##### Information given
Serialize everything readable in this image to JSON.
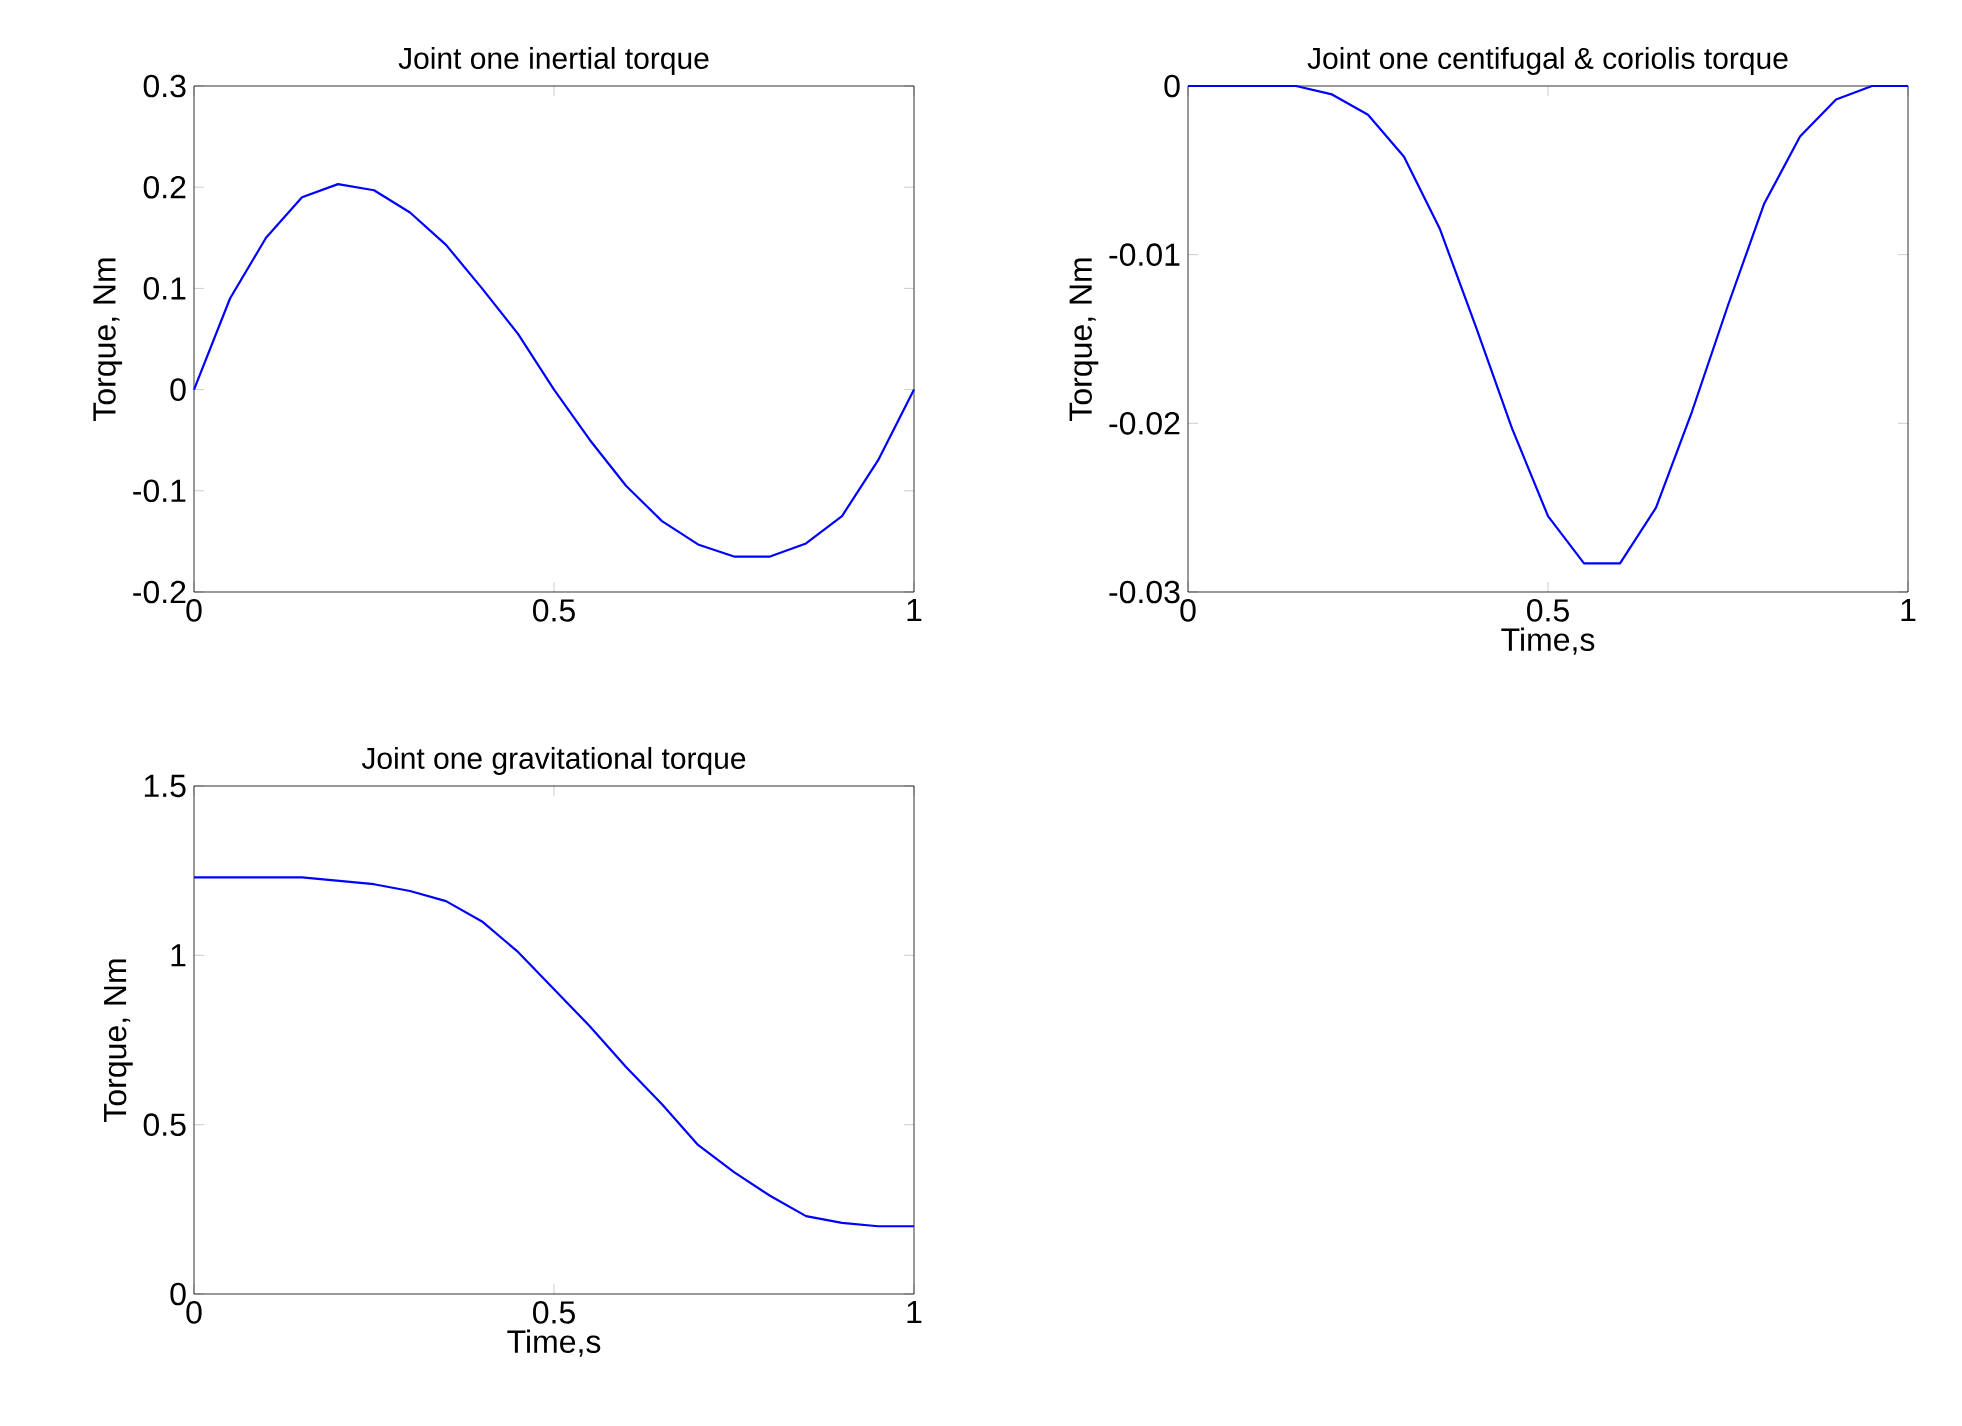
{
  "chart_data": [
    {
      "type": "line",
      "title": "Joint one inertial torque",
      "ylabel": "Torque, Nm",
      "x": [
        0,
        0.05,
        0.1,
        0.15,
        0.2,
        0.25,
        0.3,
        0.35,
        0.4,
        0.45,
        0.5,
        0.55,
        0.6,
        0.65,
        0.7,
        0.75,
        0.8,
        0.85,
        0.9,
        0.95,
        1
      ],
      "series": [
        {
          "color": "#0000ff",
          "values": [
            0,
            0.09,
            0.15,
            0.19,
            0.203,
            0.197,
            0.175,
            0.143,
            0.1,
            0.055,
            0.0,
            -0.05,
            -0.095,
            -0.13,
            -0.153,
            -0.165,
            -0.165,
            -0.152,
            -0.125,
            -0.07,
            0
          ]
        }
      ],
      "xlim": [
        0,
        1
      ],
      "ylim": [
        -0.2,
        0.3
      ],
      "xticks": [
        0,
        0.5,
        1
      ],
      "yticks": [
        -0.2,
        -0.1,
        0,
        0.1,
        0.2,
        0.3
      ]
    },
    {
      "type": "line",
      "title": "Joint one centifugal & coriolis torque",
      "xlabel": "Time,s",
      "ylabel": "Torque, Nm",
      "x": [
        0,
        0.05,
        0.1,
        0.15,
        0.2,
        0.25,
        0.3,
        0.35,
        0.4,
        0.45,
        0.5,
        0.55,
        0.6,
        0.65,
        0.7,
        0.75,
        0.8,
        0.85,
        0.9,
        0.95,
        1
      ],
      "series": [
        {
          "color": "#0000ff",
          "values": [
            0,
            0,
            0,
            0,
            -0.0005,
            -0.0017,
            -0.0042,
            -0.0085,
            -0.0143,
            -0.0203,
            -0.0255,
            -0.0283,
            -0.0283,
            -0.025,
            -0.0193,
            -0.013,
            -0.007,
            -0.003,
            -0.0008,
            0,
            0
          ]
        }
      ],
      "xlim": [
        0,
        1
      ],
      "ylim": [
        -0.03,
        0
      ],
      "xticks": [
        0,
        0.5,
        1
      ],
      "yticks": [
        -0.03,
        -0.02,
        -0.01,
        0
      ]
    },
    {
      "type": "line",
      "title": "Joint one gravitational torque",
      "xlabel": "Time,s",
      "ylabel": "Torque, Nm",
      "x": [
        0,
        0.05,
        0.1,
        0.15,
        0.2,
        0.25,
        0.3,
        0.35,
        0.4,
        0.45,
        0.5,
        0.55,
        0.6,
        0.65,
        0.7,
        0.75,
        0.8,
        0.85,
        0.9,
        0.95,
        1
      ],
      "series": [
        {
          "color": "#0000ff",
          "values": [
            1.23,
            1.23,
            1.23,
            1.23,
            1.22,
            1.21,
            1.19,
            1.16,
            1.1,
            1.01,
            0.9,
            0.79,
            0.67,
            0.56,
            0.44,
            0.36,
            0.29,
            0.23,
            0.21,
            0.2,
            0.2
          ]
        }
      ],
      "xlim": [
        0,
        1
      ],
      "ylim": [
        0,
        1.5
      ],
      "xticks": [
        0,
        0.5,
        1
      ],
      "yticks": [
        0,
        0.5,
        1,
        1.5
      ]
    }
  ]
}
##########
Restate the data above word for word. Skip every picture.

Serialize everything readable in this image to JSON.
{
  "chart_data": [
    {
      "type": "line",
      "title": "Joint one inertial torque",
      "ylabel": "Torque, Nm",
      "x": [
        0,
        0.05,
        0.1,
        0.15,
        0.2,
        0.25,
        0.3,
        0.35,
        0.4,
        0.45,
        0.5,
        0.55,
        0.6,
        0.65,
        0.7,
        0.75,
        0.8,
        0.85,
        0.9,
        0.95,
        1
      ],
      "series": [
        {
          "color": "#0000ff",
          "values": [
            0,
            0.09,
            0.15,
            0.19,
            0.203,
            0.197,
            0.175,
            0.143,
            0.1,
            0.055,
            0.0,
            -0.05,
            -0.095,
            -0.13,
            -0.153,
            -0.165,
            -0.165,
            -0.152,
            -0.125,
            -0.07,
            0
          ]
        }
      ],
      "xlim": [
        0,
        1
      ],
      "ylim": [
        -0.2,
        0.3
      ],
      "xticks": [
        0,
        0.5,
        1
      ],
      "yticks": [
        -0.2,
        -0.1,
        0,
        0.1,
        0.2,
        0.3
      ]
    },
    {
      "type": "line",
      "title": "Joint one centifugal & coriolis torque",
      "xlabel": "Time,s",
      "ylabel": "Torque, Nm",
      "x": [
        0,
        0.05,
        0.1,
        0.15,
        0.2,
        0.25,
        0.3,
        0.35,
        0.4,
        0.45,
        0.5,
        0.55,
        0.6,
        0.65,
        0.7,
        0.75,
        0.8,
        0.85,
        0.9,
        0.95,
        1
      ],
      "series": [
        {
          "color": "#0000ff",
          "values": [
            0,
            0,
            0,
            0,
            -0.0005,
            -0.0017,
            -0.0042,
            -0.0085,
            -0.0143,
            -0.0203,
            -0.0255,
            -0.0283,
            -0.0283,
            -0.025,
            -0.0193,
            -0.013,
            -0.007,
            -0.003,
            -0.0008,
            0,
            0
          ]
        }
      ],
      "xlim": [
        0,
        1
      ],
      "ylim": [
        -0.03,
        0
      ],
      "xticks": [
        0,
        0.5,
        1
      ],
      "yticks": [
        -0.03,
        -0.02,
        -0.01,
        0
      ]
    },
    {
      "type": "line",
      "title": "Joint one gravitational torque",
      "xlabel": "Time,s",
      "ylabel": "Torque, Nm",
      "x": [
        0,
        0.05,
        0.1,
        0.15,
        0.2,
        0.25,
        0.3,
        0.35,
        0.4,
        0.45,
        0.5,
        0.55,
        0.6,
        0.65,
        0.7,
        0.75,
        0.8,
        0.85,
        0.9,
        0.95,
        1
      ],
      "series": [
        {
          "color": "#0000ff",
          "values": [
            1.23,
            1.23,
            1.23,
            1.23,
            1.22,
            1.21,
            1.19,
            1.16,
            1.1,
            1.01,
            0.9,
            0.79,
            0.67,
            0.56,
            0.44,
            0.36,
            0.29,
            0.23,
            0.21,
            0.2,
            0.2
          ]
        }
      ],
      "xlim": [
        0,
        1
      ],
      "ylim": [
        0,
        1.5
      ],
      "xticks": [
        0,
        0.5,
        1
      ],
      "yticks": [
        0,
        0.5,
        1,
        1.5
      ]
    }
  ]
}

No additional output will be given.